I wrote out a list of all the things I was scared God was going to make me do if I totally gave my life to him.
- Become a public speaker,
- Or become a missionary in Africa, far away from the comfort of home,
- Or give up my most important friendship,
- Or be “blessed” with the “gift” of singleness forever,
- Or give up wearing makeup,
- Or delete my Myspace
I wasn’t wrong. Over the next few years after writing that list, God brought me face-to-face with everything on it. (Except the public speaking thing, but I have a weird feeling that that will happen too, eventually.) He started with the last two: makeup and Myspace.
It’s okay; you can laugh. It sounds melodramatic to be worrying about makeup and freaking Myspace and the state of my soul in the same breath. (Or to be worrying about Myspace at all, really.) But anyone else remember how addicting it was? Whoever came up with the idea of publicly rating your friends with a Top 8 is sick and twisted and brilliant. When you have a crush and there’s a possibility of moving up and down his list, best believe you’re going to be checking his profile every five seconds. And I somehow sensed that God wanted me to give this up. Don’t get me wrong—it’s not like God ever says, “Thou shalt not use social media.” But he does say not to envy, and he does say not to have any gods before him, and I slowly became aware of the fact that I cared more about how many notifications and profile views I had than what he thought of me.
The thing was, I didn’t know how to stop caring what other people thought. The Top 8 thing combined with being dumped for the first time had resulted in this obsession with being enough. Smart enough, kind enough, talented enough, pretty enough.
I made lists of all the things I needed to do. Volunteer. Pluck eyebrows. Study harder (anything less than 97% isn’t good enough). Be more outgoing. Lose weight, lose weight, lose weight. Forget thigh gaps—I somehow got it into my head that thighs shouldn’t be bigger than calves. I was absolutely repulsed by the way my thighs squished against the seat and looked fatter when I sat down, so I’d cross my legs or hide them under desks and jackets or try not to sit down all the way.

——————

▶ _TASK DESCRIPTION_
In the reflection on giving up Myspace and makeup, change "Myspace" to "Facebook" throughout the passage from "It’s okay; you" to "thought of me.", and write out that passage with the change.

▶ _ENTRIES SHOWN_
——————

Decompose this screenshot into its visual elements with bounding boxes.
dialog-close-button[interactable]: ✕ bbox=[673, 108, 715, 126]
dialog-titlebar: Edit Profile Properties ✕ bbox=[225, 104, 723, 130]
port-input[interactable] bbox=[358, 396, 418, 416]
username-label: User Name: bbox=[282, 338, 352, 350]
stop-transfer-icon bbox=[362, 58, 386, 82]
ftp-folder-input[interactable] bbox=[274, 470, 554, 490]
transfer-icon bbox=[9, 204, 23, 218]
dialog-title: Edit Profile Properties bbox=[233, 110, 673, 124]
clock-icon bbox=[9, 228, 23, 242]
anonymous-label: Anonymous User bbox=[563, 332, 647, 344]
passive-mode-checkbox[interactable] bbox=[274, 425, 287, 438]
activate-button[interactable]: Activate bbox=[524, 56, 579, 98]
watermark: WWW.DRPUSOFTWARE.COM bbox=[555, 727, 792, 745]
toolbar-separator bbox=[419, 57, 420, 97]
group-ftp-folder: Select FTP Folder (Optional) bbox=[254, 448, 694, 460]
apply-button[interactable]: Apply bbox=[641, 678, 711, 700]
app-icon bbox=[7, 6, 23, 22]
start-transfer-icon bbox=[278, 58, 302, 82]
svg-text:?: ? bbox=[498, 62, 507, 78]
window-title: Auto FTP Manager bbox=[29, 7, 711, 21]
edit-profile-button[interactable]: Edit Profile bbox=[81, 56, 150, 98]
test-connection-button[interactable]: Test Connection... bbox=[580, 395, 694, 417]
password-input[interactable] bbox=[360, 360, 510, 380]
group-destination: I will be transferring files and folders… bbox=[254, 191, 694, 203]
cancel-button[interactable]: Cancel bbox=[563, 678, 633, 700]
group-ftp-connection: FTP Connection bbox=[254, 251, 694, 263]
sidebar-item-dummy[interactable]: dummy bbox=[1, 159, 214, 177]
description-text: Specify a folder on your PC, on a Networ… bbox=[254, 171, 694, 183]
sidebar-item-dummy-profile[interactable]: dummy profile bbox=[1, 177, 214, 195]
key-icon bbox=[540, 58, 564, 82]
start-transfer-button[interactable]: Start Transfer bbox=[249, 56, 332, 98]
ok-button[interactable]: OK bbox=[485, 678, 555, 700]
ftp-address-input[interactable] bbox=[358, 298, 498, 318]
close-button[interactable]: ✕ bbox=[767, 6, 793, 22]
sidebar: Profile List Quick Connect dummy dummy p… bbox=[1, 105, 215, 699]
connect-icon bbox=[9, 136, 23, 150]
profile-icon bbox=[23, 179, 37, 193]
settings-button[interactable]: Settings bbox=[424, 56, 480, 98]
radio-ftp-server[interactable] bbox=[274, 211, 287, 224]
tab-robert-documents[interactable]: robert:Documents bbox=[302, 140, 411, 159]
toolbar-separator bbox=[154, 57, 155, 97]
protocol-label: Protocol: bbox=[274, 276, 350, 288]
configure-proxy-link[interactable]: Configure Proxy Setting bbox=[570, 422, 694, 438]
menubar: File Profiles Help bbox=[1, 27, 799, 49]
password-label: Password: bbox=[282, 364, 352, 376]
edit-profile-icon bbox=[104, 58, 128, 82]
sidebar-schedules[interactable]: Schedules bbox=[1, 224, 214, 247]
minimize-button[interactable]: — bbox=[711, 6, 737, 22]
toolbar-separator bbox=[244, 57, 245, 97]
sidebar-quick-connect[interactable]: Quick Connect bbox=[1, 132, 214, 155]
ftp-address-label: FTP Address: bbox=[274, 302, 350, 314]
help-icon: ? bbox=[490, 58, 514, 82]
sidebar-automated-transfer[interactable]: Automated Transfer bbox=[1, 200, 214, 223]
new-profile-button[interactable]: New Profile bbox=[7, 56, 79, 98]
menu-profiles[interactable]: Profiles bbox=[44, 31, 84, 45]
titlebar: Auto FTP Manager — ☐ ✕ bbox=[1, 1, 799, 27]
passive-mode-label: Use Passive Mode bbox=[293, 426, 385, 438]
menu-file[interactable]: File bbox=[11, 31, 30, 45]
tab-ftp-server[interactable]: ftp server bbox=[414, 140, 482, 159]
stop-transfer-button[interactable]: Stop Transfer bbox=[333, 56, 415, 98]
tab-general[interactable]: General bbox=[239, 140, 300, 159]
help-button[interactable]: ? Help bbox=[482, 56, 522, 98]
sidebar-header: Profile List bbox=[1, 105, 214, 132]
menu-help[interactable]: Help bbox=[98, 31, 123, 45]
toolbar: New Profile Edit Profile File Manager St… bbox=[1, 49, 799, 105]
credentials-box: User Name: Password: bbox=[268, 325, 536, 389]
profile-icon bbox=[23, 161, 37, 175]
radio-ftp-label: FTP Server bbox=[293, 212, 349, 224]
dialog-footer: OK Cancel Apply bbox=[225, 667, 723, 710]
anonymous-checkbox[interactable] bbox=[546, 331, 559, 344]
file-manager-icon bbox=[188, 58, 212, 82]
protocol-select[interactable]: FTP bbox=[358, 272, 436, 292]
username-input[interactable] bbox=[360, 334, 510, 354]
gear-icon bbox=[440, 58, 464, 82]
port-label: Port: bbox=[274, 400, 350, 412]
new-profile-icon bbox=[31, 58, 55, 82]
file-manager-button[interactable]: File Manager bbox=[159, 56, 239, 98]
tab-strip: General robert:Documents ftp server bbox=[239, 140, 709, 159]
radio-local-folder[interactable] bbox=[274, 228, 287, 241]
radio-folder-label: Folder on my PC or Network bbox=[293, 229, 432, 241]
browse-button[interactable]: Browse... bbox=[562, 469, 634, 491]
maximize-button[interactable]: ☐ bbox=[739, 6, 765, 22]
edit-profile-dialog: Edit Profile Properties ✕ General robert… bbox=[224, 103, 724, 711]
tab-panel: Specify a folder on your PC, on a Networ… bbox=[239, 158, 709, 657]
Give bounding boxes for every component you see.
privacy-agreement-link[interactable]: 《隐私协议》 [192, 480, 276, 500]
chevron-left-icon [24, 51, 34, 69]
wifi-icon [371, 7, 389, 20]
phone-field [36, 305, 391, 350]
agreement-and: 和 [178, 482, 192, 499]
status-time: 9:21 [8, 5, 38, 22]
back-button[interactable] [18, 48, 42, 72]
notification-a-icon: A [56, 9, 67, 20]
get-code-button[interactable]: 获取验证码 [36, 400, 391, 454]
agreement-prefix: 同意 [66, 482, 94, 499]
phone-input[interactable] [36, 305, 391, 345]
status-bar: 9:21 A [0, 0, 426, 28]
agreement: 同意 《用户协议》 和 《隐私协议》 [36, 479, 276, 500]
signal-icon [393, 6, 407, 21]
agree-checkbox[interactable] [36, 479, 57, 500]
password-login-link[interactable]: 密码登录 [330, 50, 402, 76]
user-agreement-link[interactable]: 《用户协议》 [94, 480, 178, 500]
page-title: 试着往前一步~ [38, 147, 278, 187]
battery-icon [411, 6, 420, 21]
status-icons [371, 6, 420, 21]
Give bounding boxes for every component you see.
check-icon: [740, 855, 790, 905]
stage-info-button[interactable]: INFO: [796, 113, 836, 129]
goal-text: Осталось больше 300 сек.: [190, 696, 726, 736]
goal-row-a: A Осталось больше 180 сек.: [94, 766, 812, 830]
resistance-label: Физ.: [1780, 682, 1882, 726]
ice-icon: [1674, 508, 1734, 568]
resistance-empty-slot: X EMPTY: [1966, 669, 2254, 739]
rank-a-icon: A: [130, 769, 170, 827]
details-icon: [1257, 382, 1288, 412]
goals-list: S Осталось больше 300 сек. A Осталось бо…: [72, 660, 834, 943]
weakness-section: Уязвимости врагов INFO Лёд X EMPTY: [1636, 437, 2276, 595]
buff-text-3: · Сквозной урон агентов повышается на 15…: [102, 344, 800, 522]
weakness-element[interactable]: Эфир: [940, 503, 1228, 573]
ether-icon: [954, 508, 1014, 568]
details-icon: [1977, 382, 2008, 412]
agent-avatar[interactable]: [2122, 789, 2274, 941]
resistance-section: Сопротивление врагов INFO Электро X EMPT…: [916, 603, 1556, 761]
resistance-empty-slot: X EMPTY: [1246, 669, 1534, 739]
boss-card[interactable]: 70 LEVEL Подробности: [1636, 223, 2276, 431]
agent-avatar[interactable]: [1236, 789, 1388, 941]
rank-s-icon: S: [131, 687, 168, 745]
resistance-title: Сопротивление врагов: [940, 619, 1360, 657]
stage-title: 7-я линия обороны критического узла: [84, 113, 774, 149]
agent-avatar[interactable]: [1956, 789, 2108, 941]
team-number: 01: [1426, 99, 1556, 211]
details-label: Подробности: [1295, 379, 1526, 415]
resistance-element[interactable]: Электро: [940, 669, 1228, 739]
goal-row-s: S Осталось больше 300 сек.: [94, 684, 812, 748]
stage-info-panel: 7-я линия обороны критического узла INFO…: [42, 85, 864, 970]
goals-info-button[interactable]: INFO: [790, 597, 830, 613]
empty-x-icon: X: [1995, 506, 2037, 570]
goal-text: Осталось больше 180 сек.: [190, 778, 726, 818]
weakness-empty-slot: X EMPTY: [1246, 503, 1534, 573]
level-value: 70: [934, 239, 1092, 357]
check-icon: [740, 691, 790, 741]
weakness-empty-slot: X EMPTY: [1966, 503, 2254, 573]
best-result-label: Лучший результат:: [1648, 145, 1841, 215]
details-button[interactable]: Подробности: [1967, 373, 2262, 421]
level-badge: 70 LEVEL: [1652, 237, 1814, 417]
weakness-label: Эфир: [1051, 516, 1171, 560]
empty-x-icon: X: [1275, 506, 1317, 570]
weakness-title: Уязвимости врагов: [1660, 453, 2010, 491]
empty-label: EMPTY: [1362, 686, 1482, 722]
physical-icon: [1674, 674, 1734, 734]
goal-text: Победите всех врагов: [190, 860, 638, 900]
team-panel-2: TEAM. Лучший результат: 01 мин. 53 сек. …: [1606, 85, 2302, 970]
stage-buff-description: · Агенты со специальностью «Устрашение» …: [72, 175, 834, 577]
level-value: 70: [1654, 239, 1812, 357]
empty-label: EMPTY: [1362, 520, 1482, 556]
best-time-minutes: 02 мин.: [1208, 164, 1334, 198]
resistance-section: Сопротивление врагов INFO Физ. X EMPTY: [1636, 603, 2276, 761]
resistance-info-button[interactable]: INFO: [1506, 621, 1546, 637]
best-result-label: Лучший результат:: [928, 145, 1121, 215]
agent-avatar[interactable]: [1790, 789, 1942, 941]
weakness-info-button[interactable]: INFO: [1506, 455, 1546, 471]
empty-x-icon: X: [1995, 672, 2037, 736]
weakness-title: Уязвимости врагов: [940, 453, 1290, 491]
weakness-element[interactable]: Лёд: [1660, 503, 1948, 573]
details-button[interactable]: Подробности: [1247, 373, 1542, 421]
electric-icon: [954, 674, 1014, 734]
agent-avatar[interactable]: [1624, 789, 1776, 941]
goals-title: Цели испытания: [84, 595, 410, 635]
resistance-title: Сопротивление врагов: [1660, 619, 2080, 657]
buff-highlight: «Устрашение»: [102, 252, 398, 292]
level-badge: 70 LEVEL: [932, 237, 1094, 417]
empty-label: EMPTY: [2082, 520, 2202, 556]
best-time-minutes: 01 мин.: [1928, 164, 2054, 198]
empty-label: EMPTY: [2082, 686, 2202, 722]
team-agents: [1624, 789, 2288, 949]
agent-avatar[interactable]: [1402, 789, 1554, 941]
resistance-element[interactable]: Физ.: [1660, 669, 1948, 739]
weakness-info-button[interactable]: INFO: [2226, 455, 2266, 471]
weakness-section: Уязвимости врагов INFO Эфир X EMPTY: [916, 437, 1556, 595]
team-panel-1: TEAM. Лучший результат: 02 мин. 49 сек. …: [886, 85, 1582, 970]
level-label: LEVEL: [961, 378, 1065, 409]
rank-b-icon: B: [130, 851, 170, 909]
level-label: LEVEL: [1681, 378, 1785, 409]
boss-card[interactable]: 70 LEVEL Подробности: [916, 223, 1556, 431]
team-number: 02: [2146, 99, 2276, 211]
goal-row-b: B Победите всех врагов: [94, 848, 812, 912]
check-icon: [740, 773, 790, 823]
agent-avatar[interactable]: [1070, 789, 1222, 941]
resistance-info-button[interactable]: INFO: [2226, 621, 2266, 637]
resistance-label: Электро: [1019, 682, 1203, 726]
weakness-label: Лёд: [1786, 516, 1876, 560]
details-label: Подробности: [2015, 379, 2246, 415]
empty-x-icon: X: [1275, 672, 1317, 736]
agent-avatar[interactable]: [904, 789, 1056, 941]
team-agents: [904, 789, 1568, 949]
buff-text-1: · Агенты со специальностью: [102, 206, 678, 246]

——————

▶ _SOLUTION TO THE PROBLEM_
It’s okay; you can laugh. It sounds melodramatic to be worrying about makeup and freaking Facebook and the state of my soul in the same breath. (Or to be worrying about Facebook at all, really.) But anyone else remember how addicting it was? Whoever came up with the idea of publicly rating your friends with a Top 8 is sick and twisted and brilliant. When you have a crush and there’s a possibility of moving up and down his list, best believe you’re going to be checking his profile every five seconds. And I somehow sensed that God wanted me to give this up. Don’t get me wrong—it’s not like God ever says, “Thou shalt not use social media.” But he does say not to envy, and he does say not to have any gods before him, and I slowly became aware of the fact that I cared more about how many notifications and profile views I had than what he thought of me.